# Stated exercise 1
Rewrite the records from the line containing "Patent image size: (581, 727)." through the end of the records as a numbered list, leaving out blank lines and omitting the pictures.

-*-*-

The Human Joke Machine (Morey Amsterdam) was just one of the early Jewish actors and comedians who found themselves welcome in Arizona, back when many (if not most) clubs, golf courses, dude ranches and similar places, including entire communities, in California were closed to Jews.  Arizona has always been a pretty open place.  Amsterdam was a friend of my grandfather, as was Mel Blanc (The Man of a Thousand Voices), along with a number of other old-time Jewish entertainers.  Shortly after the Second World War, my grandfather and his brother, both decorated Navy veterans, and their father bought land in both Saline Valley and Antelope Valley, California, hoping to develop dude ranches where Southern California Jews, many of them veterans, would be able to get some R&R away from the usual invisible walls that kept them out of most private clubs and some public ones.

The Saline Valley land ended up being too remote to make a go of it, although the hot springs were very nice and could have been a great winter draw had the place been a bit closer to a highway.  The roads into the valley were just too rough and were often closed by rock slides.  That property ended up being an occasional family-only escape until my grandfather sold it (under an impending imminent domain order) to become part of the expanded Death Valley National Park.  The place in Antelope Valley, with a collection of large ponds for fishing and duck hunting, as well as some great horse trails, did well for about 30 years.  The ten founding members (seven of whom weren't related to me) brought guests of all colors, and as a kid on vacation I met some of the greats of Hollywood there (plus Buzz Aldrin, an occasional guest of my great uncle).  A lot of the guests also spent time in Arizona, so I saw a few of them there also -- a couple of them are mentioned in Matthew Roberts' piece.  Eventually, several of the founding members of the ranch in the Antelope Valley migrated to Arizona, including my grandfather.

-*-*-

# Stated exercise 2
According to the text about Arizona, for about how long did the place in Antelope Valley do well?

-*-*-

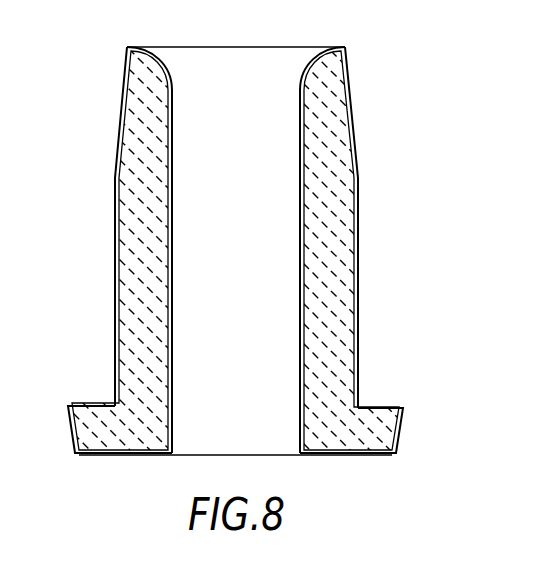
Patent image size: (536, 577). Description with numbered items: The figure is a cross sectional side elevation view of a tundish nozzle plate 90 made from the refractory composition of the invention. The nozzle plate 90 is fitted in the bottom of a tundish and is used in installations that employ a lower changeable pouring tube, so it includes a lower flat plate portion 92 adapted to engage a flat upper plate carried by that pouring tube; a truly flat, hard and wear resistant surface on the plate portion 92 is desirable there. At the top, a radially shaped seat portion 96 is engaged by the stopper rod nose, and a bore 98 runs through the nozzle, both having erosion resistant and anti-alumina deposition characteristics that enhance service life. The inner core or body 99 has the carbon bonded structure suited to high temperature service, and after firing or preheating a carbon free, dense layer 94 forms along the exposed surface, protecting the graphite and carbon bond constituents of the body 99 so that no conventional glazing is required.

The tundish nozzle plate 90 is at (378, 197).
The lower flat plate portion 92 is at (150, 455).
The carbon free, dense layer 94 is at (115, 237).
The seat portion 96 is at (165, 58).
The bore 98 is at (261, 162).
The inner core or body 99 is at (125, 340).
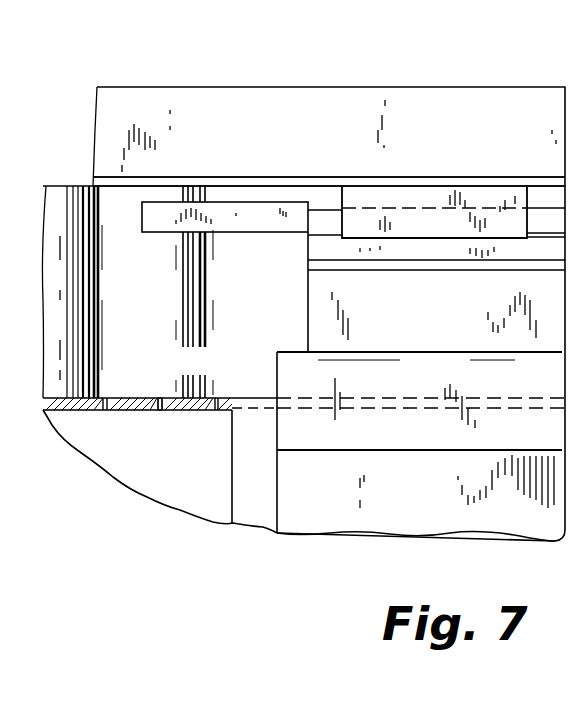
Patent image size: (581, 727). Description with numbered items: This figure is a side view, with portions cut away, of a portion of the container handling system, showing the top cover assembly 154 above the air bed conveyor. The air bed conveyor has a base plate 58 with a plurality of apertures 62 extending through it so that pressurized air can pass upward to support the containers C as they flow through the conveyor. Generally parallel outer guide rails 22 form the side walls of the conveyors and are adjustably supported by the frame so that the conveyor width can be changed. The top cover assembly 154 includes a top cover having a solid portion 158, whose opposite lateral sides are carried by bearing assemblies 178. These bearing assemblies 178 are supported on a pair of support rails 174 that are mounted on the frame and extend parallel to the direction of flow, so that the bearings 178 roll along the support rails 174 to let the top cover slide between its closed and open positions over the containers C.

The top cover assembly 154 is at (188, 73).
The solid portion 158 is at (212, 176).
The bearing assemblies 178 is at (545, 223).
The outer guide rails 22 is at (280, 220).
The support rails 174 is at (427, 318).
The base plate 58 is at (140, 410).
The apertures 62 is at (163, 412).
The containers C is at (166, 296).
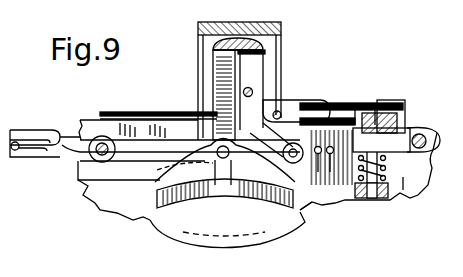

-*-*-

# Task output 1
1. Patent image size: (581, 727). Description with numbered items: This figure is a side view, with portions cut away, of a portion of the container handling system, showing the top cover assembly 154 above the air bed conveyor. The air bed conveyor has a base plate 58 with a plurality of apertures 62 extending through it so that pressurized air can pass upward to support the containers C as they flow through the conveyor. Generally parallel outer guide rails 22 form the side walls of the conveyors and are adjustably supported by the frame so that the conveyor width can be changed. The top cover assembly 154 includes a top cover having a solid portion 158, whose opposite lateral sides are carried by bearing assemblies 178. These bearing assemblies 178 are supported on a pair of support rails 174 that are mounted on the frame and extend parallel to the direction of flow, so that the bearings 178 roll along the support rails 174 to let the top cover slide between its closed and open positions over the containers C.
2. The top cover assembly 154 is at (188, 73).
3. The solid portion 158 is at (212, 176).
4. The bearing assemblies 178 is at (545, 223).
5. The outer guide rails 22 is at (280, 220).
6. The support rails 174 is at (427, 318).
7. The base plate 58 is at (140, 410).
8. The apertures 62 is at (163, 412).
9. The containers C is at (166, 296).

# Task output 2
About 30 years.